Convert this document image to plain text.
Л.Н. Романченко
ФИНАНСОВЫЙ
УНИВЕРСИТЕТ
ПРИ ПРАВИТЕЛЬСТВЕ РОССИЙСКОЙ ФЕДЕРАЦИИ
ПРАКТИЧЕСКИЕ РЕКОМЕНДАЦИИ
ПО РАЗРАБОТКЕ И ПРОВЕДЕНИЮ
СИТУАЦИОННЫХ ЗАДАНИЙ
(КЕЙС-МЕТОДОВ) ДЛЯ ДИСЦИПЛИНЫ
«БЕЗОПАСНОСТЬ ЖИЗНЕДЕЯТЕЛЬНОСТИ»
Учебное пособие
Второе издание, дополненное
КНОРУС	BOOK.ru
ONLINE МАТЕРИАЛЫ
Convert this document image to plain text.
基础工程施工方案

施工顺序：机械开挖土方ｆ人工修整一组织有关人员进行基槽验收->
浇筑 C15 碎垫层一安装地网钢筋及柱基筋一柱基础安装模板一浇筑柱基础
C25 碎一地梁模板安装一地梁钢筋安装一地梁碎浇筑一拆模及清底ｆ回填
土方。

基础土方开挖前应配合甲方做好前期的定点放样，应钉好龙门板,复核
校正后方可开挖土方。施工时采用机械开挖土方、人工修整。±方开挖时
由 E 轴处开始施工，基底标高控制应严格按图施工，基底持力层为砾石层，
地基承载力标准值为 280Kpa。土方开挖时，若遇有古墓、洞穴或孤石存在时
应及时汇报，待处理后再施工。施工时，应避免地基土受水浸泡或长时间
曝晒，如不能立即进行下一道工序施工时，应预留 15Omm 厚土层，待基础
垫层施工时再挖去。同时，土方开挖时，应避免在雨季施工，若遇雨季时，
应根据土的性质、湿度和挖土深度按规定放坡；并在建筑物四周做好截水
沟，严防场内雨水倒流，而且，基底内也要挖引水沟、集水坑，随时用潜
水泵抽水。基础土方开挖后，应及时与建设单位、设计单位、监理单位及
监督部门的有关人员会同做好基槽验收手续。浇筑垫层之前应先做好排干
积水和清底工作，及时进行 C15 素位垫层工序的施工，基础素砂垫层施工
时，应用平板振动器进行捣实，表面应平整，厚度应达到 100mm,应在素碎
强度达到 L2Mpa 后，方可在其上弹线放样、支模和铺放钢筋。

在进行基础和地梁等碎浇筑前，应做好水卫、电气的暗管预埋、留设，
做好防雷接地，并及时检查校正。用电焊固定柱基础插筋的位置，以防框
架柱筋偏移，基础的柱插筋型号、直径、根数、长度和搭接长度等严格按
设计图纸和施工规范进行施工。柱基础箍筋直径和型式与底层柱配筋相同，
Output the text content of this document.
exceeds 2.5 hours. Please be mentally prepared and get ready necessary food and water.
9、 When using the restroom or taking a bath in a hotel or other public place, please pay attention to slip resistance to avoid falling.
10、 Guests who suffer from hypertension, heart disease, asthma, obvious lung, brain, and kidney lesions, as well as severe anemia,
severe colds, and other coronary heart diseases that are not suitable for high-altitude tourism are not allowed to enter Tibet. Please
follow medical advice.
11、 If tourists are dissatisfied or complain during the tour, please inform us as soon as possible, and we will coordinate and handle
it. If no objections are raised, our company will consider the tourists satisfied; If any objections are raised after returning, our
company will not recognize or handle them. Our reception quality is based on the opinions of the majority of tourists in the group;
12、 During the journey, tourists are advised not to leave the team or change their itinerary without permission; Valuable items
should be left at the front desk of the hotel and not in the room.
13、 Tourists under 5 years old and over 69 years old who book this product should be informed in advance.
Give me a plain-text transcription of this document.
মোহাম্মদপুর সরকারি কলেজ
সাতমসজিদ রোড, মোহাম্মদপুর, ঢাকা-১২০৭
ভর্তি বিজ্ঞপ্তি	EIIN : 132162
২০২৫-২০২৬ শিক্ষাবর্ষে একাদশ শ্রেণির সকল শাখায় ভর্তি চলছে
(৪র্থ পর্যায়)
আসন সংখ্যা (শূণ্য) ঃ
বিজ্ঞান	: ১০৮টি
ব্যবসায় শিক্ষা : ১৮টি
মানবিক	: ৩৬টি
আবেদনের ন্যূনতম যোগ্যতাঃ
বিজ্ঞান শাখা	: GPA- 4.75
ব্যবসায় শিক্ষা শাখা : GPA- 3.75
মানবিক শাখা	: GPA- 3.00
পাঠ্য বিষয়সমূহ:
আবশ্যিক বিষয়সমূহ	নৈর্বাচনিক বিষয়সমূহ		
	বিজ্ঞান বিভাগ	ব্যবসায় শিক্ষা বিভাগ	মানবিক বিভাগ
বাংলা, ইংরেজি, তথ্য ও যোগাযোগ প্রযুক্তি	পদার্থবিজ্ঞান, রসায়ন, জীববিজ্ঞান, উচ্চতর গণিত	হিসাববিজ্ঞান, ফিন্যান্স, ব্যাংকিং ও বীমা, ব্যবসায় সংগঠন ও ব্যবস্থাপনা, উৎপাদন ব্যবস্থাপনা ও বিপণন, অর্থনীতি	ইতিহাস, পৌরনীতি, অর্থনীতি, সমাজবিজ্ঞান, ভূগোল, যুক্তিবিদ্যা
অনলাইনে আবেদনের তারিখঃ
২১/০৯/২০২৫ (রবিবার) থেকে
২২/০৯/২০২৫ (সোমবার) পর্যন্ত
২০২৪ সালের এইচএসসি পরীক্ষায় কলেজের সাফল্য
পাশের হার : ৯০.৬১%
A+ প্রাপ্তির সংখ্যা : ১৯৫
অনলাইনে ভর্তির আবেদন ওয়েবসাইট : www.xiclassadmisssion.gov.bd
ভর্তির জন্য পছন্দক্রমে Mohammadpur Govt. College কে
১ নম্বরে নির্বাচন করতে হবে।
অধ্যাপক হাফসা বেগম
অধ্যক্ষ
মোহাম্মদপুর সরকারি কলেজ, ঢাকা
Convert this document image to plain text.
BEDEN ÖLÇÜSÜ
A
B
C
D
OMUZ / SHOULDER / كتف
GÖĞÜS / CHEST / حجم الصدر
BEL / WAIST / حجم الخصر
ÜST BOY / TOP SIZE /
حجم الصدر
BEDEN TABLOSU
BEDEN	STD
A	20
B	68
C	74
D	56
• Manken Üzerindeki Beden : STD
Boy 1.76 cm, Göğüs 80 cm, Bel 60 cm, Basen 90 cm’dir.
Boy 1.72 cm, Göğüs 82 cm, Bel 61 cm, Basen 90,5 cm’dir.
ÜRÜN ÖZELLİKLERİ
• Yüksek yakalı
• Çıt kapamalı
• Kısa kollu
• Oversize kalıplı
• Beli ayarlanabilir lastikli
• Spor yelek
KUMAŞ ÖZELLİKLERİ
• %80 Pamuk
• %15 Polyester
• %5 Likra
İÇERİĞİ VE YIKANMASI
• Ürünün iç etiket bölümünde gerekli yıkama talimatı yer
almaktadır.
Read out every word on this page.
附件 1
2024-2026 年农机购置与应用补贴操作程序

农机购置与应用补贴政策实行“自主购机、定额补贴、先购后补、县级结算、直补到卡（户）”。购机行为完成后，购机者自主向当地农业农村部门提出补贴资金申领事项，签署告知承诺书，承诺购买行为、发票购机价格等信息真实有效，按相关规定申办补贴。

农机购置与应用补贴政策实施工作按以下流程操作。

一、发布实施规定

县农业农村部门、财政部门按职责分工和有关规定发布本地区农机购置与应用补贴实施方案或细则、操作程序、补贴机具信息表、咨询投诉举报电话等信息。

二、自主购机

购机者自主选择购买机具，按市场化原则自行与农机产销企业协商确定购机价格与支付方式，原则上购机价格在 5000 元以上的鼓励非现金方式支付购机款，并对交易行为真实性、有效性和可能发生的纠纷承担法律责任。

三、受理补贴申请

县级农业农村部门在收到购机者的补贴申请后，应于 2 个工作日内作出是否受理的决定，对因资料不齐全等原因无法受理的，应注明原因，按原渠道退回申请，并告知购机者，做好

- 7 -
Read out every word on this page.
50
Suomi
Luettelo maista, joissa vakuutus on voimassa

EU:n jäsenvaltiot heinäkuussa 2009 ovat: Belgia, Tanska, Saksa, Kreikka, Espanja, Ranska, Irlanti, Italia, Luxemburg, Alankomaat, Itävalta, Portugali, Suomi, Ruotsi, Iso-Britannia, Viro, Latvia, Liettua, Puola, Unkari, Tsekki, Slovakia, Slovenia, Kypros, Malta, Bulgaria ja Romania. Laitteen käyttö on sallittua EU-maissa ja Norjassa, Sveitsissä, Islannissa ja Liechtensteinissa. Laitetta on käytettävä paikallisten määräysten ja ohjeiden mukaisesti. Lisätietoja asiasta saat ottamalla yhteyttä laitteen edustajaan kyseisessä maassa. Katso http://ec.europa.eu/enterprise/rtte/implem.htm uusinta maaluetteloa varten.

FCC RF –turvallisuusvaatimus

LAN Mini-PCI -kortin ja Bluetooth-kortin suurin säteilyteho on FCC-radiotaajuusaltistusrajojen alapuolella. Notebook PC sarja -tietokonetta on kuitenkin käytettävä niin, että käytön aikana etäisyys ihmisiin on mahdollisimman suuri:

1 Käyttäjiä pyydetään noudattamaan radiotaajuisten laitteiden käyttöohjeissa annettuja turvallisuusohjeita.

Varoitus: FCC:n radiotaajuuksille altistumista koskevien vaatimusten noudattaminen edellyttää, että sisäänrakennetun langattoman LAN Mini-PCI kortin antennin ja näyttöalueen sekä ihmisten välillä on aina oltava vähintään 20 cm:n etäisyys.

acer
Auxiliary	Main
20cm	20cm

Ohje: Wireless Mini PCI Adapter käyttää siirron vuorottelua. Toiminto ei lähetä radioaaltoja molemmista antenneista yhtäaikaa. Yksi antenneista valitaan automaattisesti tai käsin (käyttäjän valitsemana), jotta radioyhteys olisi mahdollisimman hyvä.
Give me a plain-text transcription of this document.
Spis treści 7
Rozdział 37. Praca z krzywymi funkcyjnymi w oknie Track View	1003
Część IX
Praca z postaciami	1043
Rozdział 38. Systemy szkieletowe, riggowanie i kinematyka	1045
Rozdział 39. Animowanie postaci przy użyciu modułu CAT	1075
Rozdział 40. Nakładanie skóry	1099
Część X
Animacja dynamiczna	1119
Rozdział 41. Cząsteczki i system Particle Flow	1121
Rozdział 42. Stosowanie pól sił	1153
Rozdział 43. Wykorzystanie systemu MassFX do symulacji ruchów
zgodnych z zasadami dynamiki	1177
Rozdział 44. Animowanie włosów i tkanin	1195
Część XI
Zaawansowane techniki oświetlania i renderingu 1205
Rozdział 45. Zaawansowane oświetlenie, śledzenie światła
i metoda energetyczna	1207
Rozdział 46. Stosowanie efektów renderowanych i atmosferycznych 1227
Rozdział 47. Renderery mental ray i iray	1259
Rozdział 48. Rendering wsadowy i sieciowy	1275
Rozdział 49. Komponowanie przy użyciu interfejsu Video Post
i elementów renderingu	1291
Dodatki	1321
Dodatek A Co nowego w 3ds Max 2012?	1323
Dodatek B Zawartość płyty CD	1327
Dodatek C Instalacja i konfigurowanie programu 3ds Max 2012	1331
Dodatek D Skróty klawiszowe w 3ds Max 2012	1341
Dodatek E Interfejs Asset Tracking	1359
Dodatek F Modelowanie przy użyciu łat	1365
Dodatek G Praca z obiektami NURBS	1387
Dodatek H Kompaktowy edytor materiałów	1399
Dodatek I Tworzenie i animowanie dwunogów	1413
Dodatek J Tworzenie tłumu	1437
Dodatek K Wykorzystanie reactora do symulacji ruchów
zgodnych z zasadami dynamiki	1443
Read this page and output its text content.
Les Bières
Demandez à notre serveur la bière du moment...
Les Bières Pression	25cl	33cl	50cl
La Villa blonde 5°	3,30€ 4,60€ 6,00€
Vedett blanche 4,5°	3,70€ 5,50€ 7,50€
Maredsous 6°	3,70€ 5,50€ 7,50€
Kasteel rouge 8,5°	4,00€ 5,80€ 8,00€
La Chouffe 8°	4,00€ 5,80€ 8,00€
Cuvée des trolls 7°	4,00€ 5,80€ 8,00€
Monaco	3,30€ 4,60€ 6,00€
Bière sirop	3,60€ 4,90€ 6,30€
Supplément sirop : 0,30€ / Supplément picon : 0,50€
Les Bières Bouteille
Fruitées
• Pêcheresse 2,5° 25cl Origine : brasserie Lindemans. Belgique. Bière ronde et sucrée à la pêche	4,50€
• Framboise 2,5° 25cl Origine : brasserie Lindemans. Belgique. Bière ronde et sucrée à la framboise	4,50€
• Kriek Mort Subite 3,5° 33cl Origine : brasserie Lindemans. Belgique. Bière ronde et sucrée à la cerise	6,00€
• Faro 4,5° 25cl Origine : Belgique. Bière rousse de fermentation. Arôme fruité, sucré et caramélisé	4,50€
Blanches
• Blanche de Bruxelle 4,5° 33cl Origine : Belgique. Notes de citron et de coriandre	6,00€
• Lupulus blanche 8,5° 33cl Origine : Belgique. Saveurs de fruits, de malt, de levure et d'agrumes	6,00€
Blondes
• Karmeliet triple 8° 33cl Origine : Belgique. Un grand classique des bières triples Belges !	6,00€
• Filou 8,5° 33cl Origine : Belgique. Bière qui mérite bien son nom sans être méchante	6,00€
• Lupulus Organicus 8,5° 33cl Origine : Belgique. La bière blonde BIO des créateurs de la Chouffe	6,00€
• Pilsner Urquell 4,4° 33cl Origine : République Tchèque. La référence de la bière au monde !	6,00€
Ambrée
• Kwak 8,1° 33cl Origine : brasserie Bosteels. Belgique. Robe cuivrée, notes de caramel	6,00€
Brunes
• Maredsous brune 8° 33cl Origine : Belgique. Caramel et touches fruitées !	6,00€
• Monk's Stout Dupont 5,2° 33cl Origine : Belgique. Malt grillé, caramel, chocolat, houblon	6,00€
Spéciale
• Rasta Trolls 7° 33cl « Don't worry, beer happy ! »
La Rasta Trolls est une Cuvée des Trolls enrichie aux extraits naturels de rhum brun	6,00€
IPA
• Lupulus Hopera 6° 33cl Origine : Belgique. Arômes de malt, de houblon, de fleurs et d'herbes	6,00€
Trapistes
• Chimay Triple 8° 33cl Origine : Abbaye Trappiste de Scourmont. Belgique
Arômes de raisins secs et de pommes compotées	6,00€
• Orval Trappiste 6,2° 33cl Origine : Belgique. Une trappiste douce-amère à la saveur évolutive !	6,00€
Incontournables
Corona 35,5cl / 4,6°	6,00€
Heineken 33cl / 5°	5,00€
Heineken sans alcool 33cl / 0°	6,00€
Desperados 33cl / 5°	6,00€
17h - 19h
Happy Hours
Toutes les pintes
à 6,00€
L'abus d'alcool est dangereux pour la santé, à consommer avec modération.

......

SET TASK
Copy out every line from the records that has the word "Cuvée".

SOLUTION
Cuvée des trolls 7°	4,00€ 5,80€ 8,00€
La Rasta Trolls est une Cuvée des Trolls enrichie aux extraits naturels de rhum brun	6,00€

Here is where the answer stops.